### [REQUESTS]
[1] In the Raspberry Pi forum thread below, what does astral suggest for the SSD boot problem?
[2] Please explain, using the Raspberry Pi forum thread below, why mod sassinator recommends a Pi 4 over a Pi Zero, in one to three sentences.

### [SELECTED EXTRACT]
I have a pi 4 with a power supply straight from the official people. I tried to set it up with an SSD using this enclosure. It kinda acted like it was working, got past the point where it would tell me if I didn't have a new enough version to boot from USB, then showed me a wall of nonsense.

Edit: click to embiggen. Photo ended up way bigger than I intended.

I googled and found people with the same error messages, but not the same situation, and was wondering if any of y'all have any thoughts. Suggestions included problems with the power supply, but I'm not sure (or sure how to tell) if that means getting a new cord or a powered dick or what.

Blue Footed Booby fucked around with this message at 01:24 on Aug 13, 2020

Blue Footed Booby
Oct 4, 2006

got those happy feet

astral posted:

Most likely you either need a powered enclosure for the drive or a powered USB hub in between.

Oo, I hadn't thought of the USB hub.

Blue Footed Booby
Oct 4, 2006

got those happy feet

mod sassinator posted:

get a pi4 instead of a pi zero too. a single core proc really sucks for a running as a server, especially one that's so critical that every single web request in your house is blocked by it. the pi 4 runs plain old ubuntu 20.10 now too so you can forget all the garbage hacks and quirks of raspbian too

The zero works fine if you just use pihole. If you have it to do absolutely anything else at the same time it starts to be a problem.

I'd say if you're going out and buying something, just get a 4 so you can fool without it. But if you have a zero lying around it can be your pie hole.

Blue Footed Booby fucked around with this message at 20:19 on Oct 25, 2020

Blue Footed Booby
Oct 4, 2006

got those happy feet

I'm making an image of a pi's SD card so I can write it to...something that isn't an SD card. Win32 Disk Imager tells me runtime so far is 1:80:32. This is fine.

Edit: gah, after 1:99:59 it rolled over to 2:00:00, but now it's at 1:112:40.

Blue Footed Booby fucked around with this message at 01:16 on Jan 14, 2021

Blue Footed Booby
Oct 4, 2006

got those happy feet

i vomit kittens posted:

Does anyone else using PiHole have issues with it locking the filesystem after losing power suddenly? I have two Pis, a Zero and a 4. I've experienced the same problem on both, but only when they're running PiHole; the one that's doing other things works fine after a power outage. The only way to fix it seems to be reimaging.

I had an install eat itself after a power outage, but I have no way to verify it was pihole's fault. Mostly I just have issues with it not connecting to the internet after a power cycle until I disconnect and reconnect the ethernet.

Blue Footed Booby fucked around with this message at 16:13 on Jan 22, 2021

Blue Footed Booby
Oct 4, 2006

got those happy feet

Cojawfee posted:

For something like that, I highly suggest getting a cheap battery backup, the simplest 400-600 VA unit ought to do it. You can install the APC UPS daemon on a pi and you can set it up to safely shut down the pi when power is cut to make sure your file system doesn't get borked.

### [INFORMATION PROVIDED]
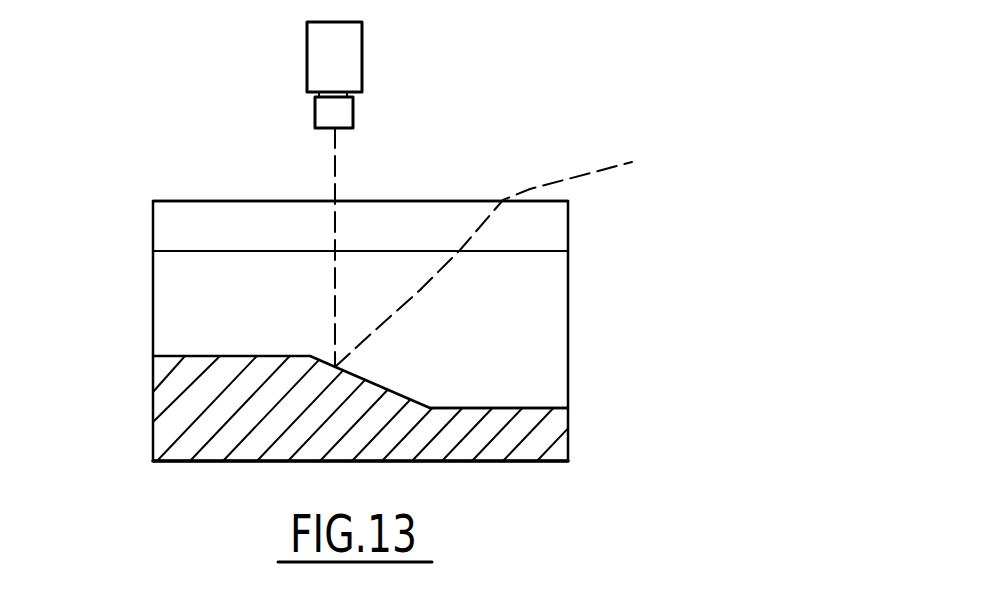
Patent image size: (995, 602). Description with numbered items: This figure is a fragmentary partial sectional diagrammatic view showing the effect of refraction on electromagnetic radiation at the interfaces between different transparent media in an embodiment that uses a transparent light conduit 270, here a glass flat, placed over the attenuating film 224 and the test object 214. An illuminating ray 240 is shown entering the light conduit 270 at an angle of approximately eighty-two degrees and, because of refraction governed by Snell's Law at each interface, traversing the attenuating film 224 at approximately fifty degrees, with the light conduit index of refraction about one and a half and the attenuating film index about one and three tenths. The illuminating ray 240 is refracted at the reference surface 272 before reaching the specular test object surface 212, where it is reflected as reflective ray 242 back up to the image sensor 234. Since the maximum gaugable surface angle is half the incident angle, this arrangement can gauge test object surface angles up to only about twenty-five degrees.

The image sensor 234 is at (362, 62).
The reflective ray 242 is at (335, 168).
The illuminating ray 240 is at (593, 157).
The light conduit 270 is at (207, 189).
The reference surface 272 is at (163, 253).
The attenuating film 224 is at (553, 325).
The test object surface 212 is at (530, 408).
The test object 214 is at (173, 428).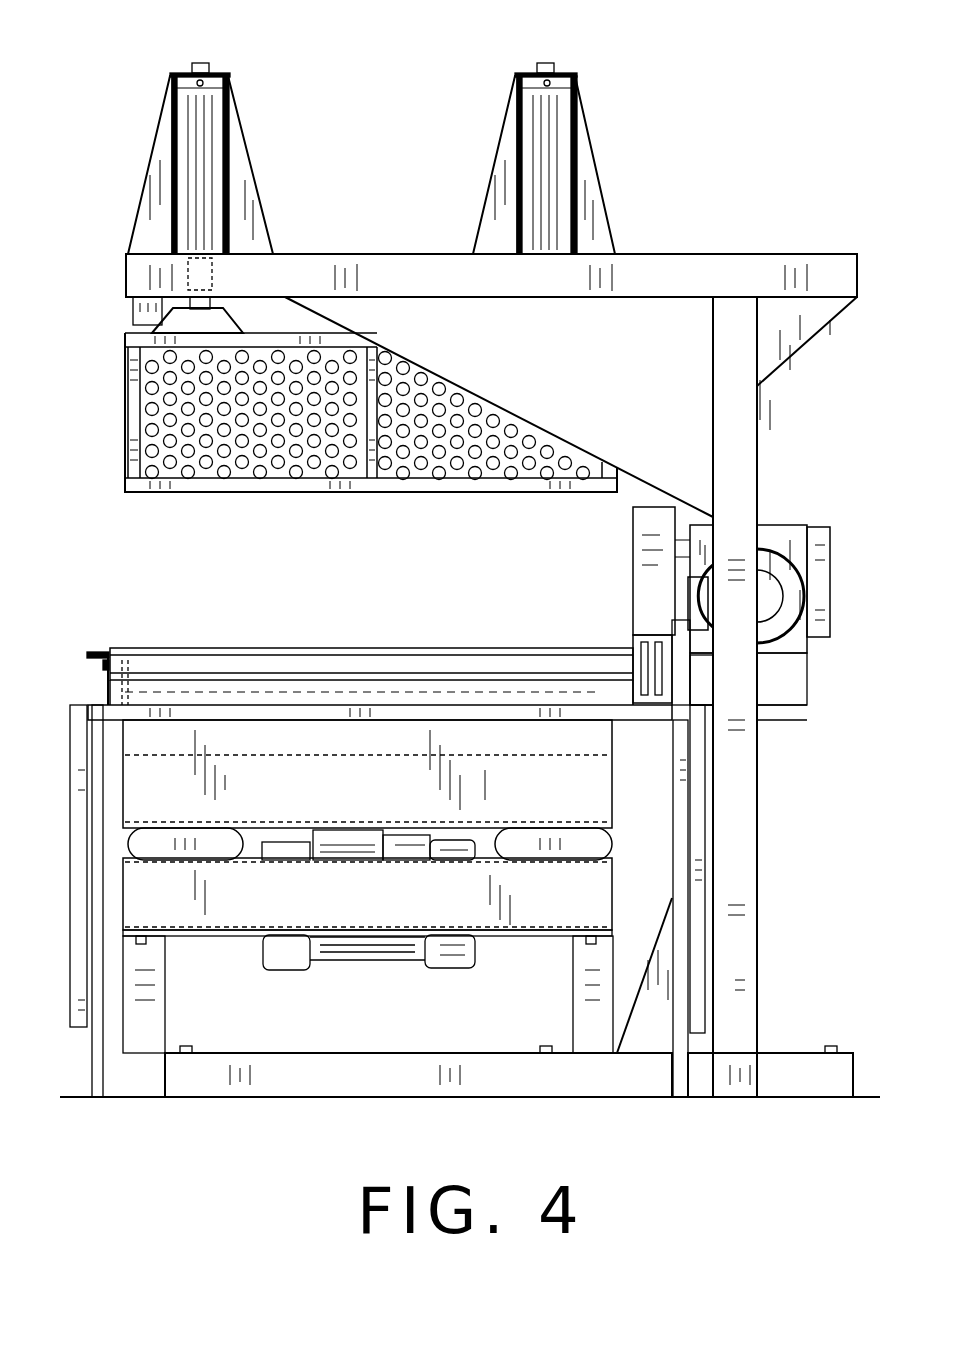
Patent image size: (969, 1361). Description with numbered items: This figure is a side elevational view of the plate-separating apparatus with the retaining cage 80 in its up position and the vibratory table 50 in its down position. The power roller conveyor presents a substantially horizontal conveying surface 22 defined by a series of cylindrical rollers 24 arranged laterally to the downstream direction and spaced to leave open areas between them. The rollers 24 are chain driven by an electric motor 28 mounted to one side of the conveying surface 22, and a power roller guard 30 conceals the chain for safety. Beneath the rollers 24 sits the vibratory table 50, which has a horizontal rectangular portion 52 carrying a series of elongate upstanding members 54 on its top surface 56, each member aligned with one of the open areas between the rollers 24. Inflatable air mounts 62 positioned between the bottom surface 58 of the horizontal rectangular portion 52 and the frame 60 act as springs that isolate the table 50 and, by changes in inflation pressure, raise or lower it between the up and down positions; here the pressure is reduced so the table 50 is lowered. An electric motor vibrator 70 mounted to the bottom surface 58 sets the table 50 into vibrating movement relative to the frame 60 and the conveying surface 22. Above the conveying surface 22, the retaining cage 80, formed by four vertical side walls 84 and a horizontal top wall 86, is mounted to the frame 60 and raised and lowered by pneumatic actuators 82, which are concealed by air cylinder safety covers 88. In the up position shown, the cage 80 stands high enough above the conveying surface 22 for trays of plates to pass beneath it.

### [SOLUTIONS IN ORDER]
[1] Astral suggests either a powered enclosure for the drive or a powered USB hub in between.

[2] A single-core processor performs poorly as a server, especially one so critical that every web request in the house is blocked by it. The Pi 4 also runs plain Ubuntu 20.10, so the hacks and quirks of Raspbian can be avoided.